Document text:
★ ★ ★ ★ ★
When I entered the Columban seminary in 1961 I could not have imagined such a congregation in any parish in Dublin, much less an altar-server whose parents were immigrants from Nigeria.

Our Lady Help of Christians Church, Drimnagh, Dublin

On a Christmas weekday a few months before I turned three I was thrown out of the church above, along with my pregnant mother, for shouting 'Ba' at the Infant in the crib.It was a traumatic experience for my mother. But whenever she would recall the event she would always add that the priest who ordered us out could not have done more for her sister, my Auntie Madge, who died four years later, in another parish.

In 1991, while at home in Dublin, I was asked by the Columbans to preach at all the Masses in that church on a Sunday in Lent when students from their final year in secondary school were observing a 24-hour fast to raise funds for Trócaire, the development agency of the Catholic Church in Ireland. I've never had a more attention-grabbing opening to a homily than I did that day: I was thrown out of this church. But by the time I had preached for the fourth time I felt a vicarious healing on behalf of my mother, who died in 1970. That was a real grace.

St Saviour's Church, Dominic St, Dublin [Wikipedia]

In the old days churches belonging to religious orders in Dublin usually had High Mass on such days as Easter Monday and Whit (Pentecost) Monday and my father would bring me to one or other of them on those occasions. I distinctly recall that when I was maybe seven or eight being particularly attracted by the habit of the Dominican friars. I didn't recognise then the beginnings of being called by God to be a priest but I see it now as such, even though I subsequently never considered becoming a Dominican.

St Dominic at Prayer, El Greco, 1600-02
Private Collection [Web Gallery of Art]

I must confess that I wasn't an entirely enthusiastic pilgrim when my father took me to High Mass or when my mother brought my brother and me to seven churches on Holy Thursday. I can see a reflection of my father in these words of Pope Francis in Evangelii Gaudium, No 167: Proclaiming Christ means showing that to believe in and to follow him is not only something right and true, but also something beautiful, capable of filling life with new splendour and profound joy, even in the midst of difficulties.Every expression of true beauty can thus be acknowledged as a path leading to an encounter with the Lord Jesus. My father seldom spoke about his faith but I could see even then, and more clearly later, how his faith permeated his whole life and how he felt uplifted by the beauty of the High Mass.
★ ★ ★ ★ ★
Brief 1: Repeat the entries starting with the first line and going on through the line containing "contour-label: 0: [254, 429, 267, 443]", both included.

Data listing:
★ ★ ★ ★ ★
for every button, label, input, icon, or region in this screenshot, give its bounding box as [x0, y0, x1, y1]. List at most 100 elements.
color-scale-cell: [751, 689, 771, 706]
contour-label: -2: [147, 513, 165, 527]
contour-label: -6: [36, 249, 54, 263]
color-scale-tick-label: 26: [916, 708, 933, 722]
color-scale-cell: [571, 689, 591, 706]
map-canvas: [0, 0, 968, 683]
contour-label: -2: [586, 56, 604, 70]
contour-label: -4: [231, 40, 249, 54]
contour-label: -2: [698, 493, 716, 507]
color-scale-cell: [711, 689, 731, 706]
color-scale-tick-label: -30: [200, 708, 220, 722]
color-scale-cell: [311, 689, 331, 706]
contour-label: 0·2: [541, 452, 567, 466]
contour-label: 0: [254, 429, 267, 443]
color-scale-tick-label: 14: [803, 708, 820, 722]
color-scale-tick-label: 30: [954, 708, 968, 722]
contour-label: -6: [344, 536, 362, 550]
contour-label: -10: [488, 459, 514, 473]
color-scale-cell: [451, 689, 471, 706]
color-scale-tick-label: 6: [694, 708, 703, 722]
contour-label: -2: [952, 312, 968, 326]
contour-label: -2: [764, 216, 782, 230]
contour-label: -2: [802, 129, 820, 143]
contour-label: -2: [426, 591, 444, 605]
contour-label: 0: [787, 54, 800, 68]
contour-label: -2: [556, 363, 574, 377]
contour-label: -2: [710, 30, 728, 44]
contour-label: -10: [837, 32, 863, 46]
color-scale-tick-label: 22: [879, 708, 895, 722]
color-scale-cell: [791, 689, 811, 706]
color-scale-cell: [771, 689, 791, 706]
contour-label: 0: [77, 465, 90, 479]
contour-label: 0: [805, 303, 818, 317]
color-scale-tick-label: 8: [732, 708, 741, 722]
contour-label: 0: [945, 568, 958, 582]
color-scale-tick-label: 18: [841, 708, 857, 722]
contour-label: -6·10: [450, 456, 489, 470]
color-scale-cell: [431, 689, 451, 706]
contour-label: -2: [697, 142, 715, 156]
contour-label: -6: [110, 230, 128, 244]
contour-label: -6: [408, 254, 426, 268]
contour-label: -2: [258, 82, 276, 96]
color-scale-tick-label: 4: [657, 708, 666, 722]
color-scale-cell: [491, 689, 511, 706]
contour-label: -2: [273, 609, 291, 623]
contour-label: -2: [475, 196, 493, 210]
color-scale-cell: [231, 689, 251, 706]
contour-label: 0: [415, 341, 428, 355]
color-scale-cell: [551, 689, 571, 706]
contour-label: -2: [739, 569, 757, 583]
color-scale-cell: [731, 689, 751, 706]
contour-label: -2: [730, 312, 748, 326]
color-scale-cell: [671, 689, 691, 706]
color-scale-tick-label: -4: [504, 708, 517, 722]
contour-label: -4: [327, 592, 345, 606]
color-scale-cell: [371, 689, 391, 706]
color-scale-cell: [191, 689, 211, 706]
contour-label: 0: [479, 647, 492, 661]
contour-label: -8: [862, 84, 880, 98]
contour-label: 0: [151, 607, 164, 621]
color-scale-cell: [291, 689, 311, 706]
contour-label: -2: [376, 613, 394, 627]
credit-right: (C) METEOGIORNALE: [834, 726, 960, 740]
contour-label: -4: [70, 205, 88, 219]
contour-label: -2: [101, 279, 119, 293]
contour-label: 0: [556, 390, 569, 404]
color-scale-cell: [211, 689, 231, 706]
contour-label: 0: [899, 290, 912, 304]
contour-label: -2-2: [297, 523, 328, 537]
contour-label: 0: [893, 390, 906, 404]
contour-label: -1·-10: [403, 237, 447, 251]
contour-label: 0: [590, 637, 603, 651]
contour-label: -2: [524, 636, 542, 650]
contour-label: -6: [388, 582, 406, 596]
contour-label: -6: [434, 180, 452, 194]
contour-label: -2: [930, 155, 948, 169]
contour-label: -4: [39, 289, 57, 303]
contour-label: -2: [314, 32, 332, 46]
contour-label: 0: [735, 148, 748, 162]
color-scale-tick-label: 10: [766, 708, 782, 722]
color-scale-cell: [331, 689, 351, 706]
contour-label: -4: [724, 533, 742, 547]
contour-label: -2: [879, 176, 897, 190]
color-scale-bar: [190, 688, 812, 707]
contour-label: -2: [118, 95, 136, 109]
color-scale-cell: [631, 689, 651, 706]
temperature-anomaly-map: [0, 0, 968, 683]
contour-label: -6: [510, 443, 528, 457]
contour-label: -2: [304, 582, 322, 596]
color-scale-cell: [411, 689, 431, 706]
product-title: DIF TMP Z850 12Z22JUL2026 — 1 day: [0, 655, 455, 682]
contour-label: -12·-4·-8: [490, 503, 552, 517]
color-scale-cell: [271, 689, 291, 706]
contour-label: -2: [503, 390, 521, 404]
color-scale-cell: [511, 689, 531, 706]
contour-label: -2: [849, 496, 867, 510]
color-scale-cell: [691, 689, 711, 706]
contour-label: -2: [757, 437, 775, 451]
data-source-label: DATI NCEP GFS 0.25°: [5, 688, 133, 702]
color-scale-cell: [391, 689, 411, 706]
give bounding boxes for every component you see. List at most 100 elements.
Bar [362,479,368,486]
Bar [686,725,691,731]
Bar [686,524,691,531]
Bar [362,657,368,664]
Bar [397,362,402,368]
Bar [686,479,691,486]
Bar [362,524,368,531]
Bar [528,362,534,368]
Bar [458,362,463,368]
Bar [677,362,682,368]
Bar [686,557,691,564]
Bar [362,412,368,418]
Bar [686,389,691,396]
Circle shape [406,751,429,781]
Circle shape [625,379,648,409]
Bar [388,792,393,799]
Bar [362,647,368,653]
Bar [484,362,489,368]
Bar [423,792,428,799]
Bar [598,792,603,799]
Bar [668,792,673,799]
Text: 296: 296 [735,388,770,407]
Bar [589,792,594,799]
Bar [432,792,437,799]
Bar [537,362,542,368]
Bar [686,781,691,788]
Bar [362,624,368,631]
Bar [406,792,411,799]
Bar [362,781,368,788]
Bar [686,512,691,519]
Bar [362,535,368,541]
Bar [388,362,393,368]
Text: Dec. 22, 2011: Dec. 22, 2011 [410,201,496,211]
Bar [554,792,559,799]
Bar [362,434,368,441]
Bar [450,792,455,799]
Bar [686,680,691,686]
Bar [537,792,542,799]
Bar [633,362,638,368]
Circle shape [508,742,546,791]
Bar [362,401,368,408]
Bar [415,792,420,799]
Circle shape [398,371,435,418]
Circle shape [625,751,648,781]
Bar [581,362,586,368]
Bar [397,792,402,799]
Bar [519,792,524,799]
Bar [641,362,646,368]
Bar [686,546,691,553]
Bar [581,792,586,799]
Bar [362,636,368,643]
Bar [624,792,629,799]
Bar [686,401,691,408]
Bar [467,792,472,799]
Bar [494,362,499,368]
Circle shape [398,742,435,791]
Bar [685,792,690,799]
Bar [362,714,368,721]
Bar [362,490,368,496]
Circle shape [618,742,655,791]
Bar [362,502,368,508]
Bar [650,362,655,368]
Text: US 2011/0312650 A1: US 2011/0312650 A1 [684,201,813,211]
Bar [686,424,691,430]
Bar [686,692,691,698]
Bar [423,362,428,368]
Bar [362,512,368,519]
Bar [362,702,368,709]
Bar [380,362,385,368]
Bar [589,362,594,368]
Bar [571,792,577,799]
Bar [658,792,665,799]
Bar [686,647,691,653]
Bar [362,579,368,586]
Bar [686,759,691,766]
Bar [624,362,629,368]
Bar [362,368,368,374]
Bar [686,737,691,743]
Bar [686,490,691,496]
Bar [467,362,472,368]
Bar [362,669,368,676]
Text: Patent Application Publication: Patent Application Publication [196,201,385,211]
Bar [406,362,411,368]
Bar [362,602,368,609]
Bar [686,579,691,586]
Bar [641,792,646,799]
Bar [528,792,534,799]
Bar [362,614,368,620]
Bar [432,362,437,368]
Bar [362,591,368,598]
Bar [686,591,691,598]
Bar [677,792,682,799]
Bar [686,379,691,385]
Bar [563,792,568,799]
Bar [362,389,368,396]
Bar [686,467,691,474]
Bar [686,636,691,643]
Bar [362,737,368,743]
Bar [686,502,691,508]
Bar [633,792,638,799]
★ ★ ★ ★ ★
Brief 2: Reproduce the passage from the church memoir starting with "In 1991, while" and going on through "a real grace.".

Task response 1:
for every button, label, input, icon, or region in this screenshot, give its bounding box as [x0, y0, x1, y1]. List at most 100 elements.
color-scale-cell: [751, 689, 771, 706]
contour-label: -2: [147, 513, 165, 527]
contour-label: -6: [36, 249, 54, 263]
color-scale-tick-label: 26: [916, 708, 933, 722]
color-scale-cell: [571, 689, 591, 706]
map-canvas: [0, 0, 968, 683]
contour-label: -2: [586, 56, 604, 70]
contour-label: -4: [231, 40, 249, 54]
contour-label: -2: [698, 493, 716, 507]
color-scale-cell: [711, 689, 731, 706]
color-scale-tick-label: -30: [200, 708, 220, 722]
color-scale-cell: [311, 689, 331, 706]
contour-label: 0·2: [541, 452, 567, 466]
contour-label: 0: [254, 429, 267, 443]

Task response 2:
In 1991, while at home in Dublin, I was asked by the Columbans to preach at all the Masses in that church on a Sunday in Lent when students from their final year in secondary school were observing a 24-hour fast to raise funds for Trócaire, the development agency of the Catholic Church in Ireland. I've never had a more attention-grabbing opening to a homily than I did that day: I was thrown out of this church. But by the time I had preached for the fourth time I felt a vicarious healing on behalf of my mother, who died in 1970. That was a real grace.